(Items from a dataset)
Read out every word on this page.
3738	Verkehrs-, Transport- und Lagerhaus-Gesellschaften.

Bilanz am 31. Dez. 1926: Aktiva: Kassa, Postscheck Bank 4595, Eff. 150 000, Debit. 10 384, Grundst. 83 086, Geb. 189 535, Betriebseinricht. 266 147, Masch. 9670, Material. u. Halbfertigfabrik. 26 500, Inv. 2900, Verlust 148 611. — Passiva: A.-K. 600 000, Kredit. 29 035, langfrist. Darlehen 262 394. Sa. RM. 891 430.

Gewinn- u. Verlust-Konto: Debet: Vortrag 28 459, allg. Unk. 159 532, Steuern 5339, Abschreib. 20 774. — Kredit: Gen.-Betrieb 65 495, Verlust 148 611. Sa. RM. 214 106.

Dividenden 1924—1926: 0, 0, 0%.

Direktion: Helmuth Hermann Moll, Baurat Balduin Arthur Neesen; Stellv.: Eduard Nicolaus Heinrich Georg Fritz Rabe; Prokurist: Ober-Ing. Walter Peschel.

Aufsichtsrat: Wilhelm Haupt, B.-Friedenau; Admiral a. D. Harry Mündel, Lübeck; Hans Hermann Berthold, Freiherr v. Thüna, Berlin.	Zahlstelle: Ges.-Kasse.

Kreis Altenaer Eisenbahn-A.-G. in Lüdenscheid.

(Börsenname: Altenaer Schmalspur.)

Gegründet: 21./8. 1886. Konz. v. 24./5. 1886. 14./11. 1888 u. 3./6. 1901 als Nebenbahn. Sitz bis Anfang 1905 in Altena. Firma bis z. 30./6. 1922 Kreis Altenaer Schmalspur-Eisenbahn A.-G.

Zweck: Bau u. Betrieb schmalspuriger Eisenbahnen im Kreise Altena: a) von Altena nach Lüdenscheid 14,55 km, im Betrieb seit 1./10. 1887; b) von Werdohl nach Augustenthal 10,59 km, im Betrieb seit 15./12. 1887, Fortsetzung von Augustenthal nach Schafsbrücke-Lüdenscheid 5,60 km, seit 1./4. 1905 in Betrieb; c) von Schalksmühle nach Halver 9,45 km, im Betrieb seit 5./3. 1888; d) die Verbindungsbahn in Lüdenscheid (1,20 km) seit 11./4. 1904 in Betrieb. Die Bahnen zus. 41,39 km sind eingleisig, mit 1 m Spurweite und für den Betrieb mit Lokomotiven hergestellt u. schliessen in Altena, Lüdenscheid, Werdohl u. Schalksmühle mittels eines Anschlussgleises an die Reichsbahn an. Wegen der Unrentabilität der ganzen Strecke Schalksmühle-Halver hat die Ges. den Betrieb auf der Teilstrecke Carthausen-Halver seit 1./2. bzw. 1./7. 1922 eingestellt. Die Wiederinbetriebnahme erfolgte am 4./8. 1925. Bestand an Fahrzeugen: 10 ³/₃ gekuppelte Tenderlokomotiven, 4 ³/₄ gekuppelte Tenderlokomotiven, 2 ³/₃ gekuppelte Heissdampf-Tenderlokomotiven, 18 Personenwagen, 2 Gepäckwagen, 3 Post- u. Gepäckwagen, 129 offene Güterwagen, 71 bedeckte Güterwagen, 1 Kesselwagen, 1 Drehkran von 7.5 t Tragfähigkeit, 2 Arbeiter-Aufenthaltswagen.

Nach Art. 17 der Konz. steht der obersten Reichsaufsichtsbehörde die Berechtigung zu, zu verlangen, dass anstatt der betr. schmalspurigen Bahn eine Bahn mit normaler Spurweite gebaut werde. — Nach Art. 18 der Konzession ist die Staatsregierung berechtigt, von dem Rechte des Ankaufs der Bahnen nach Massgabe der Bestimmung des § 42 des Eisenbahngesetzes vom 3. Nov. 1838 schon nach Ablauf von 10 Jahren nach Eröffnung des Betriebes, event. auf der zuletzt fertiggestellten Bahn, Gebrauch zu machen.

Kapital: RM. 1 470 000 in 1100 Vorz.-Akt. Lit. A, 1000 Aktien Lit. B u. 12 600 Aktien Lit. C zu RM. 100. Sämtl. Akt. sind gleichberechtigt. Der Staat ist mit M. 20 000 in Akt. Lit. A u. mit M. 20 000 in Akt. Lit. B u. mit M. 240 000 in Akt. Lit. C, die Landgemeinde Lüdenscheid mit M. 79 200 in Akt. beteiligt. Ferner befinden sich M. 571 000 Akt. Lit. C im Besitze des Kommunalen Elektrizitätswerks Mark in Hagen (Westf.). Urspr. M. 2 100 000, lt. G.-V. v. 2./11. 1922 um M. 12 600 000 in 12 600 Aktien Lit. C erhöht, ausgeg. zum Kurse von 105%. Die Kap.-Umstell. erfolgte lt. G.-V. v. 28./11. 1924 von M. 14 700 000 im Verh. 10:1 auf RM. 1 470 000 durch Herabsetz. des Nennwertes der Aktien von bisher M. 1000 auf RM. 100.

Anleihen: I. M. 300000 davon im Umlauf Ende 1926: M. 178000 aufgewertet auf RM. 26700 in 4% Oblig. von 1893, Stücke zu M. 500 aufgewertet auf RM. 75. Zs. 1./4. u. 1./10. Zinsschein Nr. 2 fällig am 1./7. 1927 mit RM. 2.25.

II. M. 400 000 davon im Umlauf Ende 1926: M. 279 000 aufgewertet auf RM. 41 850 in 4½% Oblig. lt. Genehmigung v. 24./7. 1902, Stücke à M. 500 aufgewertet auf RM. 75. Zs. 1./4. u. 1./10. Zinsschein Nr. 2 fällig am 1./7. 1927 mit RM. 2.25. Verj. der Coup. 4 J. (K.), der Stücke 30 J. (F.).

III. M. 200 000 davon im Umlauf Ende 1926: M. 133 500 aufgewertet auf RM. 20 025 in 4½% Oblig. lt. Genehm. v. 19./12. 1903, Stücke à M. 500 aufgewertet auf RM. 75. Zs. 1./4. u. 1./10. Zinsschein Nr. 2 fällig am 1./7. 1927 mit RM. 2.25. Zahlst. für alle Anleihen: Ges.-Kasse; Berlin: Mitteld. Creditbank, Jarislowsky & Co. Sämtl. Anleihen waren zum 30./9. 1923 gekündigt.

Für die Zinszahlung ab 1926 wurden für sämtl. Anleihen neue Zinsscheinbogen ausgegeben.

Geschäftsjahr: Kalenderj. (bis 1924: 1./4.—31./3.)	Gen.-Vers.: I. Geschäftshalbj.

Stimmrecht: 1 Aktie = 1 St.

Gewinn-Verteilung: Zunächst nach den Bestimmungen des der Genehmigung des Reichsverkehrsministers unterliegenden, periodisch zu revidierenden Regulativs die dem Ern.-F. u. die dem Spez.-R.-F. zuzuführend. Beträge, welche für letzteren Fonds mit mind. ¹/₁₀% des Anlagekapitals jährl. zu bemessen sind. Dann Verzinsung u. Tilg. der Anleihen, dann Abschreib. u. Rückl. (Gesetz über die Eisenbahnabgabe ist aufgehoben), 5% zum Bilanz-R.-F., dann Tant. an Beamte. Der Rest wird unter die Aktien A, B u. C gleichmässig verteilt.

## Written instruction
Your task is to transcribe the listing above in full, exactly as given.

## Result of this exercise
Read out every word on this page.
3738	Verkehrs-, Transport- und Lagerhaus-Gesellschaften.

Bilanz am 31. Dez. 1926: Aktiva: Kassa, Postscheck Bank 4595, Eff. 150 000, Debit. 10 384, Grundst. 83 086, Geb. 189 535, Betriebseinricht. 266 147, Masch. 9670, Material. u. Halbfertigfabrik. 26 500, Inv. 2900, Verlust 148 611. — Passiva: A.-K. 600 000, Kredit. 29 035, langfrist. Darlehen 262 394. Sa. RM. 891 430.

Gewinn- u. Verlust-Konto: Debet: Vortrag 28 459, allg. Unk. 159 532, Steuern 5339, Abschreib. 20 774. — Kredit: Gen.-Betrieb 65 495, Verlust 148 611. Sa. RM. 214 106.

Dividenden 1924—1926: 0, 0, 0%.

Direktion: Helmuth Hermann Moll, Baurat Balduin Arthur Neesen; Stellv.: Eduard Nicolaus Heinrich Georg Fritz Rabe; Prokurist: Ober-Ing. Walter Peschel.

Aufsichtsrat: Wilhelm Haupt, B.-Friedenau; Admiral a. D. Harry Mündel, Lübeck; Hans Hermann Berthold, Freiherr v. Thüna, Berlin.	Zahlstelle: Ges.-Kasse.

Kreis Altenaer Eisenbahn-A.-G. in Lüdenscheid.

(Börsenname: Altenaer Schmalspur.)

Gegründet: 21./8. 1886. Konz. v. 24./5. 1886. 14./11. 1888 u. 3./6. 1901 als Nebenbahn. Sitz bis Anfang 1905 in Altena. Firma bis z. 30./6. 1922 Kreis Altenaer Schmalspur-Eisenbahn A.-G.

Zweck: Bau u. Betrieb schmalspuriger Eisenbahnen im Kreise Altena: a) von Altena nach Lüdenscheid 14,55 km, im Betrieb seit 1./10. 1887; b) von Werdohl nach Augustenthal 10,59 km, im Betrieb seit 15./12. 1887, Fortsetzung von Augustenthal nach Schafsbrücke-Lüdenscheid 5,60 km, seit 1./4. 1905 in Betrieb; c) von Schalksmühle nach Halver 9,45 km, im Betrieb seit 5./3. 1888; d) die Verbindungsbahn in Lüdenscheid (1,20 km) seit 11./4. 1904 in Betrieb. Die Bahnen zus. 41,39 km sind eingleisig, mit 1 m Spurweite und für den Betrieb mit Lokomotiven hergestellt u. schliessen in Altena, Lüdenscheid, Werdohl u. Schalksmühle mittels eines Anschlussgleises an die Reichsbahn an. Wegen der Unrentabilität der ganzen Strecke Schalksmühle-Halver hat die Ges. den Betrieb auf der Teilstrecke Carthausen-Halver seit 1./2. bzw. 1./7. 1922 eingestellt. Die Wiederinbetriebnahme erfolgte am 4./8. 1925. Bestand an Fahrzeugen: 10 ³/₃ gekuppelte Tenderlokomotiven, 4 ³/₄ gekuppelte Tenderlokomotiven, 2 ³/₃ gekuppelte Heissdampf-Tenderlokomotiven, 18 Personenwagen, 2 Gepäckwagen, 3 Post- u. Gepäckwagen, 129 offene Güterwagen, 71 bedeckte Güterwagen, 1 Kesselwagen, 1 Drehkran von 7.5 t Tragfähigkeit, 2 Arbeiter-Aufenthaltswagen.

Nach Art. 17 der Konz. steht der obersten Reichsaufsichtsbehörde die Berechtigung zu, zu verlangen, dass anstatt der betr. schmalspurigen Bahn eine Bahn mit normaler Spurweite gebaut werde. — Nach Art. 18 der Konzession ist die Staatsregierung berechtigt, von dem Rechte des Ankaufs der Bahnen nach Massgabe der Bestimmung des § 42 des Eisenbahngesetzes vom 3. Nov. 1838 schon nach Ablauf von 10 Jahren nach Eröffnung des Betriebes, event. auf der zuletzt fertiggestellten Bahn, Gebrauch zu machen.

Kapital: RM. 1 470 000 in 1100 Vorz.-Akt. Lit. A, 1000 Aktien Lit. B u. 12 600 Aktien Lit. C zu RM. 100. Sämtl. Akt. sind gleichberechtigt. Der Staat ist mit M. 20 000 in Akt. Lit. A u. mit M. 20 000 in Akt. Lit. B u. mit M. 240 000 in Akt. Lit. C, die Landgemeinde Lüdenscheid mit M. 79 200 in Akt. beteiligt. Ferner befinden sich M. 571 000 Akt. Lit. C im Besitze des Kommunalen Elektrizitätswerks Mark in Hagen (Westf.). Urspr. M. 2 100 000, lt. G.-V. v. 2./11. 1922 um M. 12 600 000 in 12 600 Aktien Lit. C erhöht, ausgeg. zum Kurse von 105%. Die Kap.-Umstell. erfolgte lt. G.-V. v. 28./11. 1924 von M. 14 700 000 im Verh. 10:1 auf RM. 1 470 000 durch Herabsetz. des Nennwertes der Aktien von bisher M. 1000 auf RM. 100.

Anleihen: I. M. 300000 davon im Umlauf Ende 1926: M. 178000 aufgewertet auf RM. 26700 in 4% Oblig. von 1893, Stücke zu M. 500 aufgewertet auf RM. 75. Zs. 1./4. u. 1./10. Zinsschein Nr. 2 fällig am 1./7. 1927 mit RM. 2.25.

II. M. 400 000 davon im Umlauf Ende 1926: M. 279 000 aufgewertet auf RM. 41 850 in 4½% Oblig. lt. Genehmigung v. 24./7. 1902, Stücke à M. 500 aufgewertet auf RM. 75. Zs. 1./4. u. 1./10. Zinsschein Nr. 2 fällig am 1./7. 1927 mit RM. 2.25. Verj. der Coup. 4 J. (K.), der Stücke 30 J. (F.).

III. M. 200 000 davon im Umlauf Ende 1926: M. 133 500 aufgewertet auf RM. 20 025 in 4½% Oblig. lt. Genehm. v. 19./12. 1903, Stücke à M. 500 aufgewertet auf RM. 75. Zs. 1./4. u. 1./10. Zinsschein Nr. 2 fällig am 1./7. 1927 mit RM. 2.25. Zahlst. für alle Anleihen: Ges.-Kasse; Berlin: Mitteld. Creditbank, Jarislowsky & Co. Sämtl. Anleihen waren zum 30./9. 1923 gekündigt.

Für die Zinszahlung ab 1926 wurden für sämtl. Anleihen neue Zinsscheinbogen ausgegeben.

Geschäftsjahr: Kalenderj. (bis 1924: 1./4.—31./3.)	Gen.-Vers.: I. Geschäftshalbj.

Stimmrecht: 1 Aktie = 1 St.

Gewinn-Verteilung: Zunächst nach den Bestimmungen des der Genehmigung des Reichsverkehrsministers unterliegenden, periodisch zu revidierenden Regulativs die dem Ern.-F. u. die dem Spez.-R.-F. zuzuführend. Beträge, welche für letzteren Fonds mit mind. ¹/₁₀% des Anlagekapitals jährl. zu bemessen sind. Dann Verzinsung u. Tilg. der Anleihen, dann Abschreib. u. Rückl. (Gesetz über die Eisenbahnabgabe ist aufgehoben), 5% zum Bilanz-R.-F., dann Tant. an Beamte. Der Rest wird unter die Aktien A, B u. C gleichmässig verteilt.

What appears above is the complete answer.